--- START OF Dataset ---
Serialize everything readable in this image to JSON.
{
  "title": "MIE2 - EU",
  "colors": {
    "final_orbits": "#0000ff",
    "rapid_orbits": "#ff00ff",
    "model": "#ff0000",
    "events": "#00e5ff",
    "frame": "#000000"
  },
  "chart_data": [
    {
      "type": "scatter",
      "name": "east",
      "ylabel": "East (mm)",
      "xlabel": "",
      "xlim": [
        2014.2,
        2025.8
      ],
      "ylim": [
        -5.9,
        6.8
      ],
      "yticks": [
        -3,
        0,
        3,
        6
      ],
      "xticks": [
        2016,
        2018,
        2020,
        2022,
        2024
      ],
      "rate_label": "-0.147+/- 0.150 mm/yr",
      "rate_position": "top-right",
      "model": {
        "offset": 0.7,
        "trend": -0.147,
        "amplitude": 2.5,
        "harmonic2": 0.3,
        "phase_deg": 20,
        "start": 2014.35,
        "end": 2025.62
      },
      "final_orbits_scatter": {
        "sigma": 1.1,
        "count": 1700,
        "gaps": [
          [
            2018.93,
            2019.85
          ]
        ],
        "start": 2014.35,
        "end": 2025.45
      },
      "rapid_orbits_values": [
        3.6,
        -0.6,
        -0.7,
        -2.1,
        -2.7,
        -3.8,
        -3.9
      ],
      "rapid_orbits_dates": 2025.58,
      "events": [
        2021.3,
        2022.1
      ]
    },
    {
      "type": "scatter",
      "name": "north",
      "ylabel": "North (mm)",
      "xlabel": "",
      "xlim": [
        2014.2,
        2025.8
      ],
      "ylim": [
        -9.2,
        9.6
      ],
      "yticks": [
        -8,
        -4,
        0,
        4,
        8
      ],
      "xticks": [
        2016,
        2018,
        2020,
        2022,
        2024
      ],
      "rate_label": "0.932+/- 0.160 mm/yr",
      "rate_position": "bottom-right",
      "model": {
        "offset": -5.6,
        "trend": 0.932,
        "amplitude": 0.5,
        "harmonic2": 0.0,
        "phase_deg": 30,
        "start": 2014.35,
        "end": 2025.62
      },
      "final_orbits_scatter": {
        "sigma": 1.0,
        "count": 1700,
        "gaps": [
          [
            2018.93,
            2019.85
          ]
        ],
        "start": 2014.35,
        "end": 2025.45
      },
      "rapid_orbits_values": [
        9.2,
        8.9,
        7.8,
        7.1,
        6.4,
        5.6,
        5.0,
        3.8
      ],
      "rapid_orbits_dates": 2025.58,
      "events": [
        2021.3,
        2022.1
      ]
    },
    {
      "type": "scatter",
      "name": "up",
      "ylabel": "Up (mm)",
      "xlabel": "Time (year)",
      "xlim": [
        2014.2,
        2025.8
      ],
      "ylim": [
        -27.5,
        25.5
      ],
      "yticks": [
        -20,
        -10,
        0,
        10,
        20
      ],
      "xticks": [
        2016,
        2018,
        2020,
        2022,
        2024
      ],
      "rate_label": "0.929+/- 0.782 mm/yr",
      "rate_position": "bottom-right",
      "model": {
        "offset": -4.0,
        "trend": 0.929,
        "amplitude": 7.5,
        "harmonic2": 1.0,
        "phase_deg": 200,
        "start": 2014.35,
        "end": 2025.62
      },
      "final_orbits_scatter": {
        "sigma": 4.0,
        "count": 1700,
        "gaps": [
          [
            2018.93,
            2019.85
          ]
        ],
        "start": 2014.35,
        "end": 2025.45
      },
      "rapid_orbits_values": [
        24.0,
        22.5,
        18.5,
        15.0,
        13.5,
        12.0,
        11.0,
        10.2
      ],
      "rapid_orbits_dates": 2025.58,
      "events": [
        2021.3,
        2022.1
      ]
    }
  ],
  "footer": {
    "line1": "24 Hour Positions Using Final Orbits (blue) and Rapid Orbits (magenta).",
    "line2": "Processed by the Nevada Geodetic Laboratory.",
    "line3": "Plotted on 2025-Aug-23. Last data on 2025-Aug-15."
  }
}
--- END OF Dataset ---
▶ _What is expected_
Write out all the data again, exactly as it appears.

▶ _Answer below_
Serialize everything readable in this image to JSON.
{
  "title": "MIE2 - EU",
  "colors": {
    "final_orbits": "#0000ff",
    "rapid_orbits": "#ff00ff",
    "model": "#ff0000",
    "events": "#00e5ff",
    "frame": "#000000"
  },
  "chart_data": [
    {
      "type": "scatter",
      "name": "east",
      "ylabel": "East (mm)",
      "xlabel": "",
      "xlim": [
        2014.2,
        2025.8
      ],
      "ylim": [
        -5.9,
        6.8
      ],
      "yticks": [
        -3,
        0,
        3,
        6
      ],
      "xticks": [
        2016,
        2018,
        2020,
        2022,
        2024
      ],
      "rate_label": "-0.147+/- 0.150 mm/yr",
      "rate_position": "top-right",
      "model": {
        "offset": 0.7,
        "trend": -0.147,
        "amplitude": 2.5,
        "harmonic2": 0.3,
        "phase_deg": 20,
        "start": 2014.35,
        "end": 2025.62
      },
      "final_orbits_scatter": {
        "sigma": 1.1,
        "count": 1700,
        "gaps": [
          [
            2018.93,
            2019.85
          ]
        ],
        "start": 2014.35,
        "end": 2025.45
      },
      "rapid_orbits_values": [
        3.6,
        -0.6,
        -0.7,
        -2.1,
        -2.7,
        -3.8,
        -3.9
      ],
      "rapid_orbits_dates": 2025.58,
      "events": [
        2021.3,
        2022.1
      ]
    },
    {
      "type": "scatter",
      "name": "north",
      "ylabel": "North (mm)",
      "xlabel": "",
      "xlim": [
        2014.2,
        2025.8
      ],
      "ylim": [
        -9.2,
        9.6
      ],
      "yticks": [
        -8,
        -4,
        0,
        4,
        8
      ],
      "xticks": [
        2016,
        2018,
        2020,
        2022,
        2024
      ],
      "rate_label": "0.932+/- 0.160 mm/yr",
      "rate_position": "bottom-right",
      "model": {
        "offset": -5.6,
        "trend": 0.932,
        "amplitude": 0.5,
        "harmonic2": 0.0,
        "phase_deg": 30,
        "start": 2014.35,
        "end": 2025.62
      },
      "final_orbits_scatter": {
        "sigma": 1.0,
        "count": 1700,
        "gaps": [
          [
            2018.93,
            2019.85
          ]
        ],
        "start": 2014.35,
        "end": 2025.45
      },
      "rapid_orbits_values": [
        9.2,
        8.9,
        7.8,
        7.1,
        6.4,
        5.6,
        5.0,
        3.8
      ],
      "rapid_orbits_dates": 2025.58,
      "events": [
        2021.3,
        2022.1
      ]
    },
    {
      "type": "scatter",
      "name": "up",
      "ylabel": "Up (mm)",
      "xlabel": "Time (year)",
      "xlim": [
        2014.2,
        2025.8
      ],
      "ylim": [
        -27.5,
        25.5
      ],
      "yticks": [
        -20,
        -10,
        0,
        10,
        20
      ],
      "xticks": [
        2016,
        2018,
        2020,
        2022,
        2024
      ],
      "rate_label": "0.929+/- 0.782 mm/yr",
      "rate_position": "bottom-right",
      "model": {
        "offset": -4.0,
        "trend": 0.929,
        "amplitude": 7.5,
        "harmonic2": 1.0,
        "phase_deg": 200,
        "start": 2014.35,
        "end": 2025.62
      },
      "final_orbits_scatter": {
        "sigma": 4.0,
        "count": 1700,
        "gaps": [
          [
            2018.93,
            2019.85
          ]
        ],
        "start": 2014.35,
        "end": 2025.45
      },
      "rapid_orbits_values": [
        24.0,
        22.5,
        18.5,
        15.0,
        13.5,
        12.0,
        11.0,
        10.2
      ],
      "rapid_orbits_dates": 2025.58,
      "events": [
        2021.3,
        2022.1
      ]
    }
  ],
  "footer": {
    "line1": "24 Hour Positions Using Final Orbits (blue) and Rapid Orbits (magenta).",
    "line2": "Processed by the Nevada Geodetic Laboratory.",
    "line3": "Plotted on 2025-Aug-23. Last data on 2025-Aug-15."
  }
}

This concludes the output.